■ Exercise brief
Type out the complete listing below word for word, without its pictures.

Data records
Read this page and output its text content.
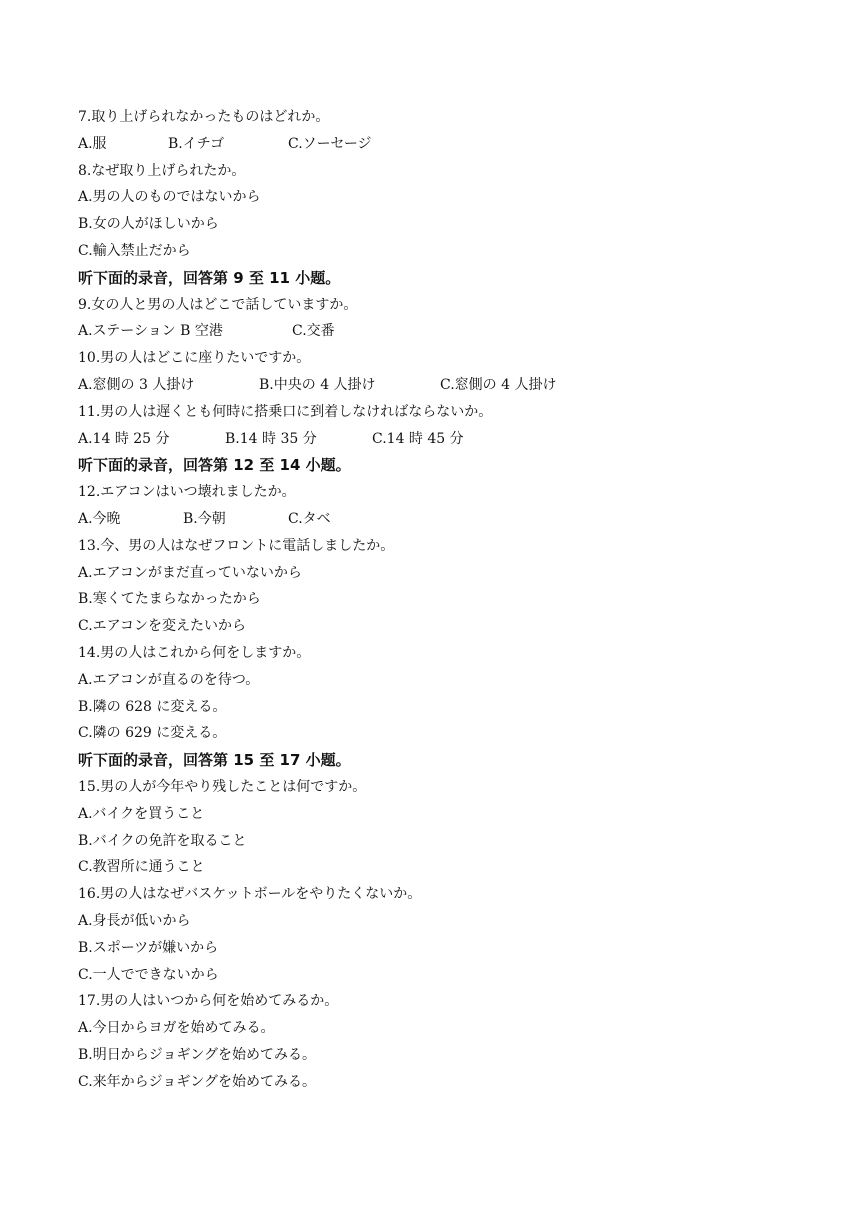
7.取り上げられなかったものはどれか。
A.服	B.イチゴ	C.ソーセージ
8.なぜ取り上げられたか。
A.男の人のものではないから
B.女の人がほしいから
C.輸入禁止だから
听下面的录音，回答第 9 至 11 小题。
9.女の人と男の人はどこで話していますか。
A.ステーション B 空港	C.交番
10.男の人はどこに座りたいですか。
A.窓側の 3 人掛け	B.中央の 4 人掛け	C.窓側の 4 人掛け
11.男の人は遅くとも何時に搭乗口に到着しなければならないか。
A.14 時 25 分	B.14 時 35 分	C.14 時 45 分
听下面的录音，回答第 12 至 14 小题。
12.エアコンはいつ壊れましたか。
A.今晩	B.今朝	C.タベ
13.今、男の人はなぜフロントに電話しましたか。
A.エアコンがまだ直っていないから
B.寒くてたまらなかったから
C.エアコンを変えたいから
14.男の人はこれから何をしますか。
A.エアコンが直るのを待つ。
B.隣の 628 に変える。
C.隣の 629 に変える。
听下面的录音，回答第 15 至 17 小题。
15.男の人が今年やり残したことは何ですか。
A.バイクを買うこと
B.バイクの免許を取ること
C.教習所に通うこと
16.男の人はなぜバスケットボールをやりたくないか。
A.身長が低いから
B.スポーツが嫌いから
C.一人でできないから
17.男の人はいつから何を始めてみるか。
A.今日からヨガを始めてみる。
B.明日からジョギングを始めてみる。
C.来年からジョギングを始めてみる。
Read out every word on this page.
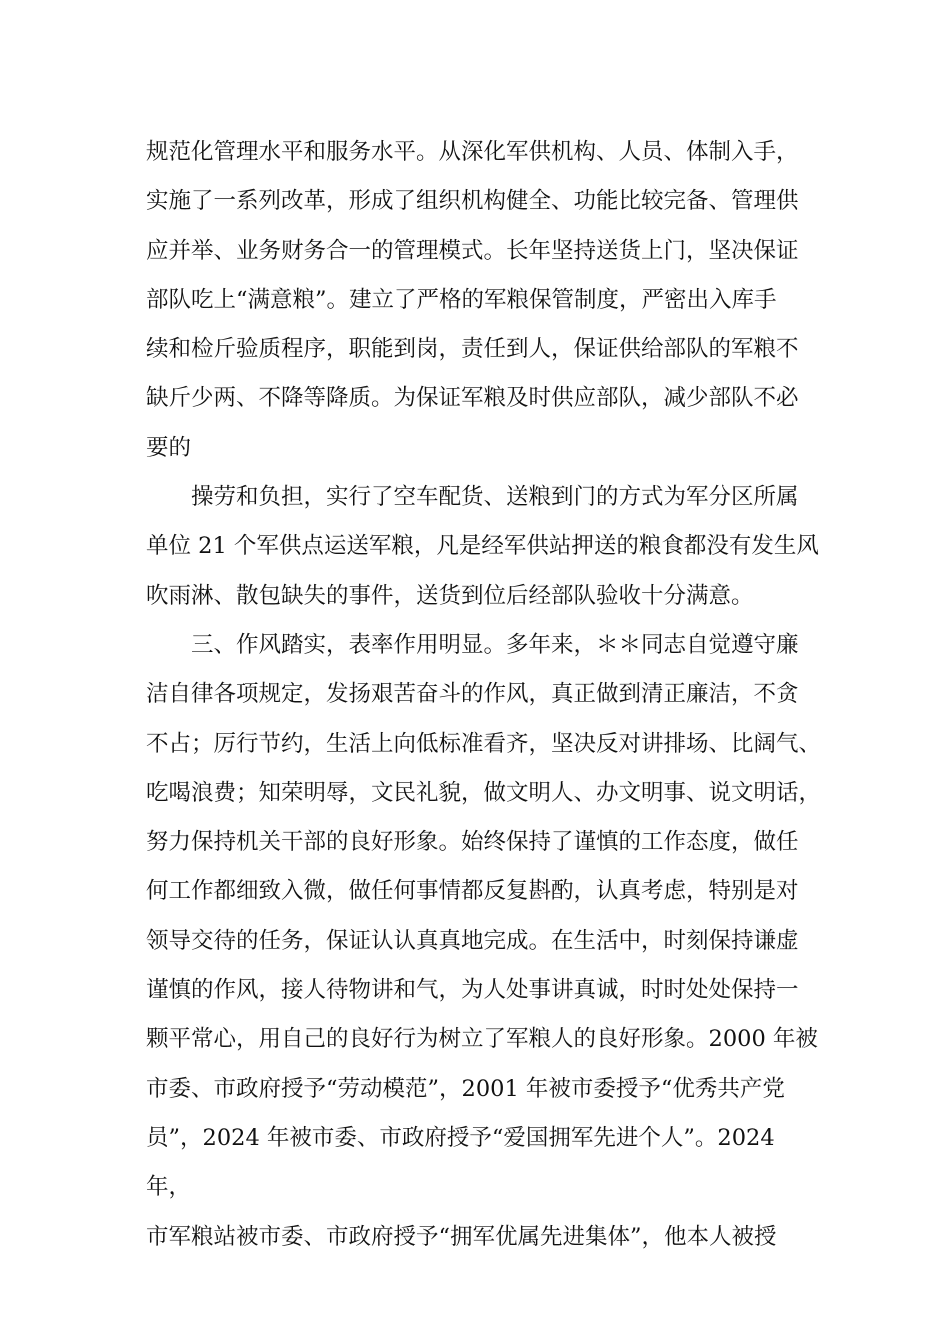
规范化管理水平和服务水平。从深化军供机构、人员、体制入手，
实施了一系列改革，形成了组织机构健全、功能比较完备、管理供
应并举、业务财务合一的管理模式。长年坚持送货上门，坚决保证
部队吃上“满意粮”。建立了严格的军粮保管制度，严密出入库手
续和检斤验质程序，职能到岗，责任到人，保证供给部队的军粮不
缺斤少两、不降等降质。为保证军粮及时供应部队，减少部队不必
要的

操劳和负担，实行了空车配货、送粮到门的方式为军分区所属
单位 21 个军供点运送军粮，凡是经军供站押送的粮食都没有发生风
吹雨淋、散包缺失的事件，送货到位后经部队验收十分满意。

三、作风踏实，表率作用明显。多年来，＊＊同志自觉遵守廉
洁自律各项规定，发扬艰苦奋斗的作风，真正做到清正廉洁，不贪
不占；厉行节约，生活上向低标准看齐，坚决反对讲排场、比阔气、
吃喝浪费；知荣明辱，文民礼貌，做文明人、办文明事、说文明话，
努力保持机关干部的良好形象。始终保持了谨慎的工作态度，做任
何工作都细致入微，做任何事情都反复斟酌，认真考虑，特别是对
领导交待的任务，保证认认真真地完成。在生活中，时刻保持谦虚
谨慎的作风，接人待物讲和气，为人处事讲真诚，时时处处保持一
颗平常心，用自己的良好行为树立了军粮人的良好形象。2000 年被
市委、市政府授予“劳动模范”，2001 年被市委授予“优秀共产党
员”，2024 年被市委、市政府授予“爱国拥军先进个人”。2024 年，
市军粮站被市委、市政府授予“拥军优属先进集体”，他本人被授
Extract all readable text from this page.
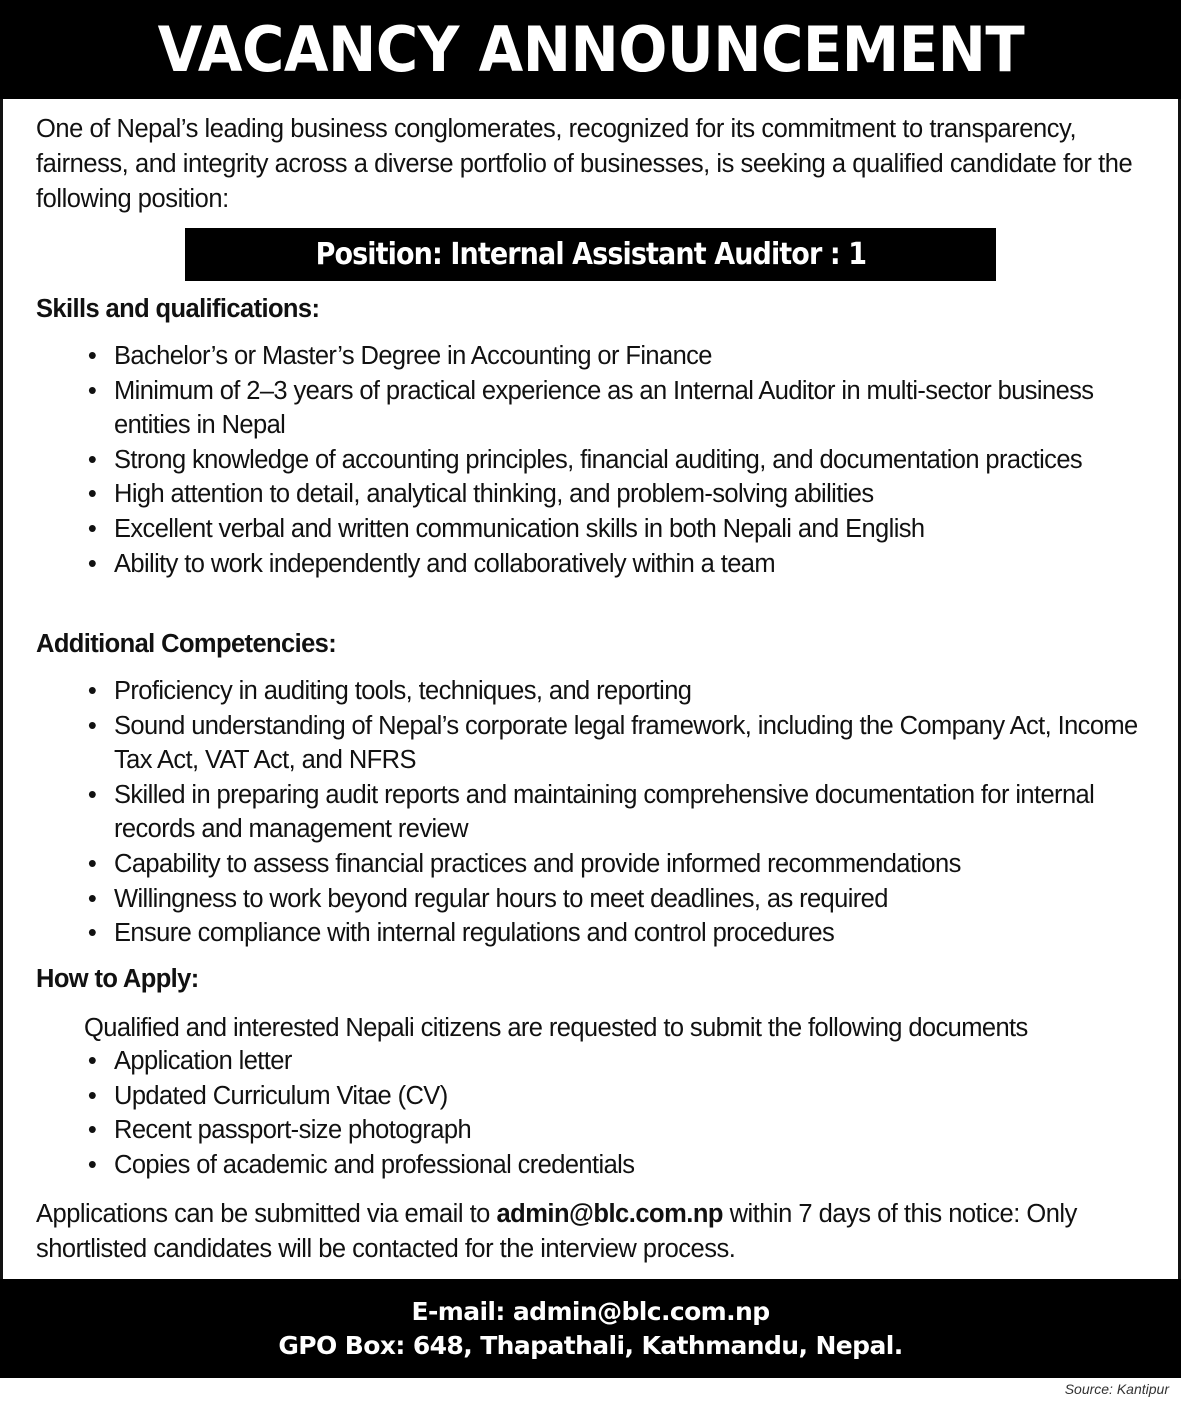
VACANCY ANNOUNCEMENT

One of Nepal’s leading business conglomerates, recognized for its commitment to transparency, fairness, and integrity across a diverse portfolio of businesses, is seeking a qualified candidate for the following position:

Position: Internal Assistant Auditor : 1
Skills and qualifications:
• Bachelor’s or Master’s Degree in Accounting or Finance
• Minimum of 2–3 years of practical experience as an Internal Auditor in multi-sector business entities in Nepal
• Strong knowledge of accounting principles, financial auditing, and documentation practices
• High attention to detail, analytical thinking, and problem-solving abilities
• Excellent verbal and written communication skills in both Nepali and English
• Ability to work independently and collaboratively within a team
Additional Competencies:
• Proficiency in auditing tools, techniques, and reporting
• Sound understanding of Nepal’s corporate legal framework, including the Company Act, Income Tax Act, VAT Act, and NFRS
• Skilled in preparing audit reports and maintaining comprehensive documentation for internal records and management review
• Capability to assess financial practices and provide informed recommendations
• Willingness to work beyond regular hours to meet deadlines, as required
• Ensure compliance with internal regulations and control procedures
How to Apply:

Qualified and interested Nepali citizens are requested to submit the following documents

• Application letter
• Updated Curriculum Vitae (CV)
• Recent passport-size photograph
• Copies of academic and professional credentials

Applications can be submitted via email to admin@blc.com.np within 7 days of this notice: Only shortlisted candidates will be contacted for the interview process.

E-mail: admin@blc.com.np
GPO Box: 648, Thapathali, Kathmandu, Nepal.
Source: Kantipur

■ The solution
Read this page and output its text content.
7.取り上げられなかったものはどれか。
A.服	B.イチゴ	C.ソーセージ
8.なぜ取り上げられたか。
A.男の人のものではないから
B.女の人がほしいから
C.輸入禁止だから
听下面的录音，回答第 9 至 11 小题。
9.女の人と男の人はどこで話していますか。
A.ステーション B 空港	C.交番
10.男の人はどこに座りたいですか。
A.窓側の 3 人掛け	B.中央の 4 人掛け	C.窓側の 4 人掛け
11.男の人は遅くとも何時に搭乗口に到着しなければならないか。
A.14 時 25 分	B.14 時 35 分	C.14 時 45 分
听下面的录音，回答第 12 至 14 小题。
12.エアコンはいつ壊れましたか。
A.今晩	B.今朝	C.タベ
13.今、男の人はなぜフロントに電話しましたか。
A.エアコンがまだ直っていないから
B.寒くてたまらなかったから
C.エアコンを変えたいから
14.男の人はこれから何をしますか。
A.エアコンが直るのを待つ。
B.隣の 628 に変える。
C.隣の 629 に変える。
听下面的录音，回答第 15 至 17 小题。
15.男の人が今年やり残したことは何ですか。
A.バイクを買うこと
B.バイクの免許を取ること
C.教習所に通うこと
16.男の人はなぜバスケットボールをやりたくないか。
A.身長が低いから
B.スポーツが嫌いから
C.一人でできないから
17.男の人はいつから何を始めてみるか。
A.今日からヨガを始めてみる。
B.明日からジョギングを始めてみる。
C.来年からジョギングを始めてみる。
Read out every word on this page.
规范化管理水平和服务水平。从深化军供机构、人员、体制入手，
实施了一系列改革，形成了组织机构健全、功能比较完备、管理供
应并举、业务财务合一的管理模式。长年坚持送货上门，坚决保证
部队吃上“满意粮”。建立了严格的军粮保管制度，严密出入库手
续和检斤验质程序，职能到岗，责任到人，保证供给部队的军粮不
缺斤少两、不降等降质。为保证军粮及时供应部队，减少部队不必
要的

操劳和负担，实行了空车配货、送粮到门的方式为军分区所属
单位 21 个军供点运送军粮，凡是经军供站押送的粮食都没有发生风
吹雨淋、散包缺失的事件，送货到位后经部队验收十分满意。

三、作风踏实，表率作用明显。多年来，＊＊同志自觉遵守廉
洁自律各项规定，发扬艰苦奋斗的作风，真正做到清正廉洁，不贪
不占；厉行节约，生活上向低标准看齐，坚决反对讲排场、比阔气、
吃喝浪费；知荣明辱，文民礼貌，做文明人、办文明事、说文明话，
努力保持机关干部的良好形象。始终保持了谨慎的工作态度，做任
何工作都细致入微，做任何事情都反复斟酌，认真考虑，特别是对
领导交待的任务，保证认认真真地完成。在生活中，时刻保持谦虚
谨慎的作风，接人待物讲和气，为人处事讲真诚，时时处处保持一
颗平常心，用自己的良好行为树立了军粮人的良好形象。2000 年被
市委、市政府授予“劳动模范”，2001 年被市委授予“优秀共产党
员”，2024 年被市委、市政府授予“爱国拥军先进个人”。2024 年，
市军粮站被市委、市政府授予“拥军优属先进集体”，他本人被授
Extract all readable text from this page.
VACANCY ANNOUNCEMENT

One of Nepal’s leading business conglomerates, recognized for its commitment to transparency, fairness, and integrity across a diverse portfolio of businesses, is seeking a qualified candidate for the following position:

Position: Internal Assistant Auditor : 1
Skills and qualifications:
• Bachelor’s or Master’s Degree in Accounting or Finance
• Minimum of 2–3 years of practical experience as an Internal Auditor in multi-sector business entities in Nepal
• Strong knowledge of accounting principles, financial auditing, and documentation practices
• High attention to detail, analytical thinking, and problem-solving abilities
• Excellent verbal and written communication skills in both Nepali and English
• Ability to work independently and collaboratively within a team
Additional Competencies:
• Proficiency in auditing tools, techniques, and reporting
• Sound understanding of Nepal’s corporate legal framework, including the Company Act, Income Tax Act, VAT Act, and NFRS
• Skilled in preparing audit reports and maintaining comprehensive documentation for internal records and management review
• Capability to assess financial practices and provide informed recommendations
• Willingness to work beyond regular hours to meet deadlines, as required
• Ensure compliance with internal regulations and control procedures
How to Apply:

Qualified and interested Nepali citizens are requested to submit the following documents

• Application letter
• Updated Curriculum Vitae (CV)
• Recent passport-size photograph
• Copies of academic and professional credentials

Applications can be submitted via email to admin@blc.com.np within 7 days of this notice: Only shortlisted candidates will be contacted for the interview process.

E-mail: admin@blc.com.np
GPO Box: 648, Thapathali, Kathmandu, Nepal.
Source: Kantipur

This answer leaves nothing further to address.